Japan is currently experiencing a widespread religious revival. Specialist publications about the Japanese have devoted much space to the phenomenon of 'New Religions' (shinkô shûkyô), but they have yet to highlight in the same way the postwar changes which centre on the worship of the bodhisattva Jizô.

This thesis leads into several areas of controversy in scholarship, including the well entrenched opinion that religion ceased to be sociologically significant for the Japanese during the second half of the 20th century.

In questioning this view, I collate observations concerning the contrasting place of Jizô in Japanese Buddhism before and after World War II. I emphasize the responsiveness of religious belief to popular practice rather than sacerdotal documents whose study has long monopolized enquiry into Japanese cosmology and characterized such investigation as a philological discipline rather than as an ethnographic enterprise.

My starting point of my enquiry is the cult of mizuko kuyô whose origins date from no earlier than the late 1960s. This bears on the debate relating the upsurge in the popularity of Jizô to the frequency of abortion in Japan during the postwar period. It also provides an Asian corrective to support the argument that religious studies need to accommodate the impact of the computer on religious practice today.

Discussion of the new cult requires acknowledgment of its condemnation by Japanese and foreign commentators, including militant feminists and several scholars. Their assertion is that mizuko kuyô is the product of recent distortions of theology by Buddhist institutions seeking profits through the commercialization of their services by means of the printed media and the internet.

::::::::

§ Goal of the exercise
Please reproduce the passage on Jizô worship in Japan word for word, from "Japan is currently" up to and including "the 20th century.". The data that comes next isn't needed.

::::::::

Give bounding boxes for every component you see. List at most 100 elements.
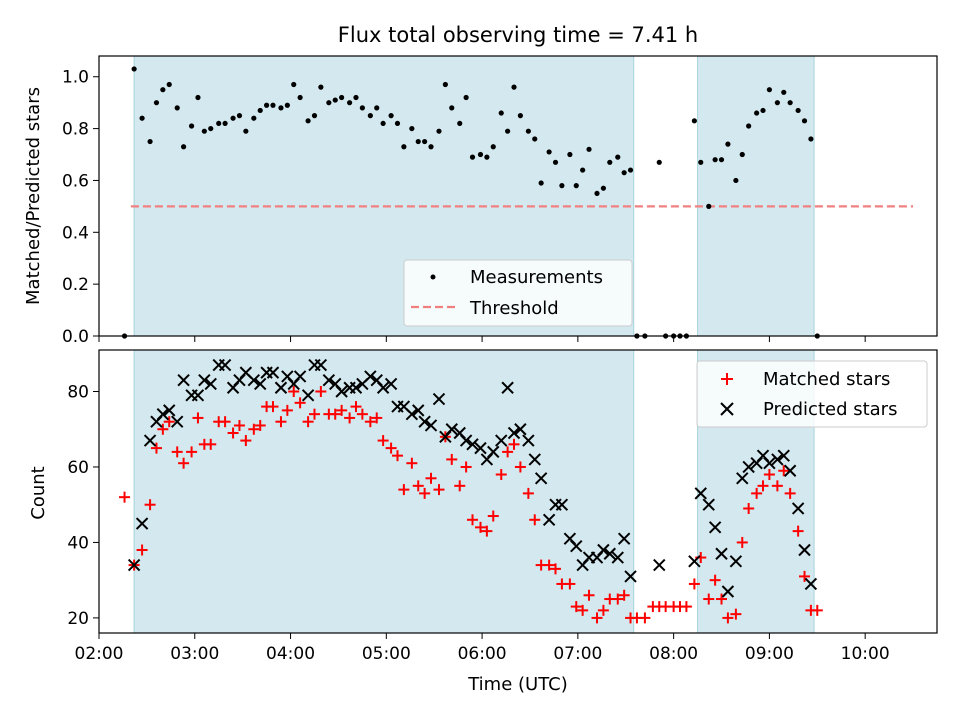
legend-measurements-marker — [430, 274, 436, 280]
measurement-point-62 — [552, 159, 559, 165]
predicted-point-78 — [715, 547, 728, 560]
measurement-point-54 — [498, 110, 504, 116]
measurement-point-51 — [477, 151, 484, 158]
matched-point-7 — [171, 446, 183, 458]
predicted-point-28 — [322, 373, 336, 387]
measurement-point-63 — [559, 183, 565, 189]
predicted-point-34 — [364, 370, 377, 383]
measurement-point-73 — [627, 167, 634, 173]
matched-point-96 — [784, 487, 796, 499]
predicted-point-27 — [314, 358, 328, 372]
predicted-point-55 — [507, 426, 521, 440]
matched-point-47 — [446, 453, 458, 465]
matched-point-98 — [799, 570, 811, 582]
matched-point-89 — [736, 536, 748, 548]
measurement-point-58 — [525, 128, 531, 134]
matched-point-18 — [248, 423, 260, 435]
legend-predicted-label: Predicted stars — [763, 399, 897, 420]
measurement-point-30 — [332, 97, 338, 103]
predicted-point-69 — [603, 547, 616, 560]
measurement-point-16 — [236, 113, 243, 119]
bottom-ytick-label-3: 80 — [67, 383, 89, 403]
measurement-point-28 — [318, 84, 324, 90]
matched-point-44 — [425, 472, 437, 484]
chart-title: Flux total observing time = 7.41 h — [338, 23, 698, 47]
measurement-point-88 — [739, 151, 745, 158]
measurement-point-87 — [733, 177, 739, 184]
measurement-point-90 — [754, 110, 760, 116]
predicted-point-17 — [247, 373, 261, 387]
predicted-point-87 — [777, 449, 790, 462]
measurement-point-96 — [795, 107, 801, 114]
legend-predicted-marker — [720, 402, 734, 416]
legend-matched-marker — [721, 373, 733, 385]
xtick-label-5: 07:00 — [553, 644, 602, 664]
measurement-point-81 — [691, 118, 697, 124]
predicted-point-1 — [135, 517, 149, 530]
bottom-legend-box — [696, 360, 928, 428]
matched-point-42 — [412, 480, 424, 492]
matched-point-94 — [771, 480, 783, 492]
matched-point-16 — [233, 419, 245, 431]
measurement-point-39 — [394, 120, 401, 127]
measurement-point-85 — [718, 157, 725, 163]
matched-point-21 — [267, 401, 279, 413]
matched-point-97 — [792, 525, 804, 537]
measurement-point-48 — [457, 120, 463, 127]
matched-point-6 — [163, 416, 175, 428]
measurement-point-97 — [801, 118, 808, 124]
measurement-point-24 — [291, 81, 297, 88]
measurement-point-91 — [760, 107, 766, 114]
bottom-ytick-label-2: 60 — [67, 458, 89, 478]
measurement-point-25 — [297, 94, 303, 101]
top-ytick-label-2: 0.4 — [62, 223, 89, 243]
predicted-point-49 — [466, 438, 479, 451]
predicted-point-37 — [384, 377, 398, 391]
top-ytick-label-1: 0.2 — [62, 275, 89, 295]
predicted-point-88 — [783, 464, 797, 477]
measurement-point-49 — [463, 94, 469, 101]
matched-point-86 — [716, 593, 728, 605]
predicted-point-46 — [445, 423, 458, 436]
measurement-point-38 — [388, 113, 394, 119]
predicted-point-91 — [804, 577, 818, 591]
matched-point-22 — [275, 416, 287, 428]
measurement-point-17 — [243, 128, 249, 134]
matched-point-9 — [186, 446, 198, 458]
matched-point-75 — [639, 612, 651, 624]
bottom-legend: Matched stars Predicted stars — [696, 360, 928, 428]
measurement-point-76 — [656, 159, 662, 165]
matched-point-92 — [757, 480, 769, 492]
predicted-point-50 — [474, 441, 487, 455]
matched-point-55 — [502, 446, 514, 458]
measurement-point-1 — [131, 66, 137, 72]
measurement-point-20 — [264, 102, 270, 108]
matched-point-38 — [385, 442, 397, 454]
matched-point-12 — [205, 438, 217, 450]
matched-point-17 — [240, 435, 252, 447]
legend-matched-label: Matched stars — [763, 369, 890, 390]
measurement-point-29 — [326, 100, 332, 106]
xtick-label-7: 09:00 — [745, 644, 794, 664]
measurement-point-4 — [153, 100, 160, 106]
predicted-point-25 — [301, 389, 315, 402]
measurement-point-83 — [706, 203, 712, 209]
predicted-point-18 — [254, 377, 267, 391]
matched-point-66 — [577, 604, 589, 616]
measurement-point-5 — [160, 87, 166, 93]
matched-point-31 — [336, 404, 348, 416]
predicted-point-30 — [335, 385, 348, 398]
predicted-point-72 — [624, 570, 637, 583]
measurement-point-89 — [746, 123, 752, 129]
predicted-point-57 — [522, 434, 535, 447]
predicted-point-20 — [266, 366, 280, 379]
top-legend-box — [403, 259, 633, 327]
matched-point-28 — [315, 386, 327, 398]
matched-point-82 — [688, 578, 700, 590]
predicted-point-0 — [127, 558, 141, 572]
predicted-point-21 — [274, 381, 288, 394]
xtick-label-1: 03:00 — [170, 644, 219, 664]
predicted-point-4 — [156, 407, 170, 421]
predicted-point-40 — [405, 407, 419, 421]
matched-point-41 — [406, 457, 418, 469]
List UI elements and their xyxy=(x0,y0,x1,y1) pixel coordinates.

::::::::

§ Result below
Japan is currently experiencing a widespread religious revival. Specialist publications about the Japanese have devoted much space to the phenomenon of 'New Religions' (shinkô shûkyô), but they have yet to highlight in the same way the postwar changes which centre on the worship of the bodhisattva Jizô.

This thesis leads into several areas of controversy in scholarship, including the well entrenched opinion that religion ceased to be sociologically significant for the Japanese during the second half of the 20th century.